> _TASK DESCRIPTION_:
Take the data that follows and retype it word for word.

> _MATERIALS PROVIDED_:
=======
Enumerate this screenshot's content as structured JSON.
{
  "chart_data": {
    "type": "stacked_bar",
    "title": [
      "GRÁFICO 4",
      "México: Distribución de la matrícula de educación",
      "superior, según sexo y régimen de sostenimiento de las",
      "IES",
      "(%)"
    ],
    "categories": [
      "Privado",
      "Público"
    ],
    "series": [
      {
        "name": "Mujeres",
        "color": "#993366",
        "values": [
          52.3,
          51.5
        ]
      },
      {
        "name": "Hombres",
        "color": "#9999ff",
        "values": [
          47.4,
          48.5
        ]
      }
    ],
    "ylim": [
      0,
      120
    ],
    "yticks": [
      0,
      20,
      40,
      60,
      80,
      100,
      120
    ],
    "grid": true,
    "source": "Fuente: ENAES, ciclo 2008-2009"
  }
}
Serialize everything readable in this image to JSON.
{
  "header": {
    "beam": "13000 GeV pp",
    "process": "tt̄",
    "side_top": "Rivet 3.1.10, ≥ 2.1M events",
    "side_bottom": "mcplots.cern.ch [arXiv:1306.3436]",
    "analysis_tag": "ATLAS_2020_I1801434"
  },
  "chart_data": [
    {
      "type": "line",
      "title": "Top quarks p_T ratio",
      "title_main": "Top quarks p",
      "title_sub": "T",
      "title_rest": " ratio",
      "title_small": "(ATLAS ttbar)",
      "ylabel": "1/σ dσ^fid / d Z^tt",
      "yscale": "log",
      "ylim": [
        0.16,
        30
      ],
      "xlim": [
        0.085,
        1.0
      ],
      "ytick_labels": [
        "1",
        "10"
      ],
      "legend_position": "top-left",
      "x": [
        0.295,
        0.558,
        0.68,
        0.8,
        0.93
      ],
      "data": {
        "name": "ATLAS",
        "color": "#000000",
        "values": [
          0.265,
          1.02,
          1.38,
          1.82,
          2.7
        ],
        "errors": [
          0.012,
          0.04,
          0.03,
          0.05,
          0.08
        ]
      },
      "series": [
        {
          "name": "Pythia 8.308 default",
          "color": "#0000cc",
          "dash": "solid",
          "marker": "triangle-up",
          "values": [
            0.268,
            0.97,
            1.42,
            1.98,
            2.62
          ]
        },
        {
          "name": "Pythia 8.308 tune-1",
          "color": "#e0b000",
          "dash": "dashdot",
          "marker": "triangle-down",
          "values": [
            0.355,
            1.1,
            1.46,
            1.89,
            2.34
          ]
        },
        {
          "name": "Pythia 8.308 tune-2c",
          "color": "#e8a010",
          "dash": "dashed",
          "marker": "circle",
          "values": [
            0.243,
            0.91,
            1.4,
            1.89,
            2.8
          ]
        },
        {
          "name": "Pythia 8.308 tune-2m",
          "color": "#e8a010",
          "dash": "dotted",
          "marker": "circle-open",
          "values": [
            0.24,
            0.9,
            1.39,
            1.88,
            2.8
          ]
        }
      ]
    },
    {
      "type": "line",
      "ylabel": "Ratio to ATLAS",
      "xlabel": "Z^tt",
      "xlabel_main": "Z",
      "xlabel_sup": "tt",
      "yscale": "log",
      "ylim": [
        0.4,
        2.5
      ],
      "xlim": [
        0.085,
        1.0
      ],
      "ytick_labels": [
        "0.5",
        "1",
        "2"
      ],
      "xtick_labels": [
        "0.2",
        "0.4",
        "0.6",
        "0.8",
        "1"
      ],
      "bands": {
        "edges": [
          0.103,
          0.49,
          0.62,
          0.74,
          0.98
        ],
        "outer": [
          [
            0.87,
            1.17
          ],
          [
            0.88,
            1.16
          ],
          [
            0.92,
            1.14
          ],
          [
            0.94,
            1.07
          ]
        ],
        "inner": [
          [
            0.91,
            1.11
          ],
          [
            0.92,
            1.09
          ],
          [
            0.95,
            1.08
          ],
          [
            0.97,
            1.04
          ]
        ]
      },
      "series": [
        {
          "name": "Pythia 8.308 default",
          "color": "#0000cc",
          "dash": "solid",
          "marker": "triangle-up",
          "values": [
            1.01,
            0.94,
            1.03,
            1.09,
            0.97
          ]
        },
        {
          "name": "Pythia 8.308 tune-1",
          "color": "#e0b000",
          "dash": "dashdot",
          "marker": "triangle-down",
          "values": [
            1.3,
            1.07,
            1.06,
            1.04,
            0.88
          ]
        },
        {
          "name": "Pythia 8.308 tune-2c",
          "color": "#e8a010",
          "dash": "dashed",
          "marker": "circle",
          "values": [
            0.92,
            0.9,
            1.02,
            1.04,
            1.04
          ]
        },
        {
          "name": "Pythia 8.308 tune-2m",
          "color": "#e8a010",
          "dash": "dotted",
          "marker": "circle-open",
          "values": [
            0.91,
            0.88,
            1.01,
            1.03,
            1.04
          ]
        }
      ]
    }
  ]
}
=======
> _ANSWER TO THIS EXERCISE_:
Enumerate this screenshot's content as structured JSON.
{
  "chart_data": {
    "type": "stacked_bar",
    "title": [
      "GRÁFICO 4",
      "México: Distribución de la matrícula de educación",
      "superior, según sexo y régimen de sostenimiento de las",
      "IES",
      "(%)"
    ],
    "categories": [
      "Privado",
      "Público"
    ],
    "series": [
      {
        "name": "Mujeres",
        "color": "#993366",
        "values": [
          52.3,
          51.5
        ]
      },
      {
        "name": "Hombres",
        "color": "#9999ff",
        "values": [
          47.4,
          48.5
        ]
      }
    ],
    "ylim": [
      0,
      120
    ],
    "yticks": [
      0,
      20,
      40,
      60,
      80,
      100,
      120
    ],
    "grid": true,
    "source": "Fuente: ENAES, ciclo 2008-2009"
  }
}
Serialize everything readable in this image to JSON.
{
  "header": {
    "beam": "13000 GeV pp",
    "process": "tt̄",
    "side_top": "Rivet 3.1.10, ≥ 2.1M events",
    "side_bottom": "mcplots.cern.ch [arXiv:1306.3436]",
    "analysis_tag": "ATLAS_2020_I1801434"
  },
  "chart_data": [
    {
      "type": "line",
      "title": "Top quarks p_T ratio",
      "title_main": "Top quarks p",
      "title_sub": "T",
      "title_rest": " ratio",
      "title_small": "(ATLAS ttbar)",
      "ylabel": "1/σ dσ^fid / d Z^tt",
      "yscale": "log",
      "ylim": [
        0.16,
        30
      ],
      "xlim": [
        0.085,
        1.0
      ],
      "ytick_labels": [
        "1",
        "10"
      ],
      "legend_position": "top-left",
      "x": [
        0.295,
        0.558,
        0.68,
        0.8,
        0.93
      ],
      "data": {
        "name": "ATLAS",
        "color": "#000000",
        "values": [
          0.265,
          1.02,
          1.38,
          1.82,
          2.7
        ],
        "errors": [
          0.012,
          0.04,
          0.03,
          0.05,
          0.08
        ]
      },
      "series": [
        {
          "name": "Pythia 8.308 default",
          "color": "#0000cc",
          "dash": "solid",
          "marker": "triangle-up",
          "values": [
            0.268,
            0.97,
            1.42,
            1.98,
            2.62
          ]
        },
        {
          "name": "Pythia 8.308 tune-1",
          "color": "#e0b000",
          "dash": "dashdot",
          "marker": "triangle-down",
          "values": [
            0.355,
            1.1,
            1.46,
            1.89,
            2.34
          ]
        },
        {
          "name": "Pythia 8.308 tune-2c",
          "color": "#e8a010",
          "dash": "dashed",
          "marker": "circle",
          "values": [
            0.243,
            0.91,
            1.4,
            1.89,
            2.8
          ]
        },
        {
          "name": "Pythia 8.308 tune-2m",
          "color": "#e8a010",
          "dash": "dotted",
          "marker": "circle-open",
          "values": [
            0.24,
            0.9,
            1.39,
            1.88,
            2.8
          ]
        }
      ]
    },
    {
      "type": "line",
      "ylabel": "Ratio to ATLAS",
      "xlabel": "Z^tt",
      "xlabel_main": "Z",
      "xlabel_sup": "tt",
      "yscale": "log",
      "ylim": [
        0.4,
        2.5
      ],
      "xlim": [
        0.085,
        1.0
      ],
      "ytick_labels": [
        "0.5",
        "1",
        "2"
      ],
      "xtick_labels": [
        "0.2",
        "0.4",
        "0.6",
        "0.8",
        "1"
      ],
      "bands": {
        "edges": [
          0.103,
          0.49,
          0.62,
          0.74,
          0.98
        ],
        "outer": [
          [
            0.87,
            1.17
          ],
          [
            0.88,
            1.16
          ],
          [
            0.92,
            1.14
          ],
          [
            0.94,
            1.07
          ]
        ],
        "inner": [
          [
            0.91,
            1.11
          ],
          [
            0.92,
            1.09
          ],
          [
            0.95,
            1.08
          ],
          [
            0.97,
            1.04
          ]
        ]
      },
      "series": [
        {
          "name": "Pythia 8.308 default",
          "color": "#0000cc",
          "dash": "solid",
          "marker": "triangle-up",
          "values": [
            1.01,
            0.94,
            1.03,
            1.09,
            0.97
          ]
        },
        {
          "name": "Pythia 8.308 tune-1",
          "color": "#e0b000",
          "dash": "dashdot",
          "marker": "triangle-down",
          "values": [
            1.3,
            1.07,
            1.06,
            1.04,
            0.88
          ]
        },
        {
          "name": "Pythia 8.308 tune-2c",
          "color": "#e8a010",
          "dash": "dashed",
          "marker": "circle",
          "values": [
            0.92,
            0.9,
            1.02,
            1.04,
            1.04
          ]
        },
        {
          "name": "Pythia 8.308 tune-2m",
          "color": "#e8a010",
          "dash": "dotted",
          "marker": "circle-open",
          "values": [
            0.91,
            0.88,
            1.01,
            1.03,
            1.04
          ]
        }
      ]
    }
  ]
}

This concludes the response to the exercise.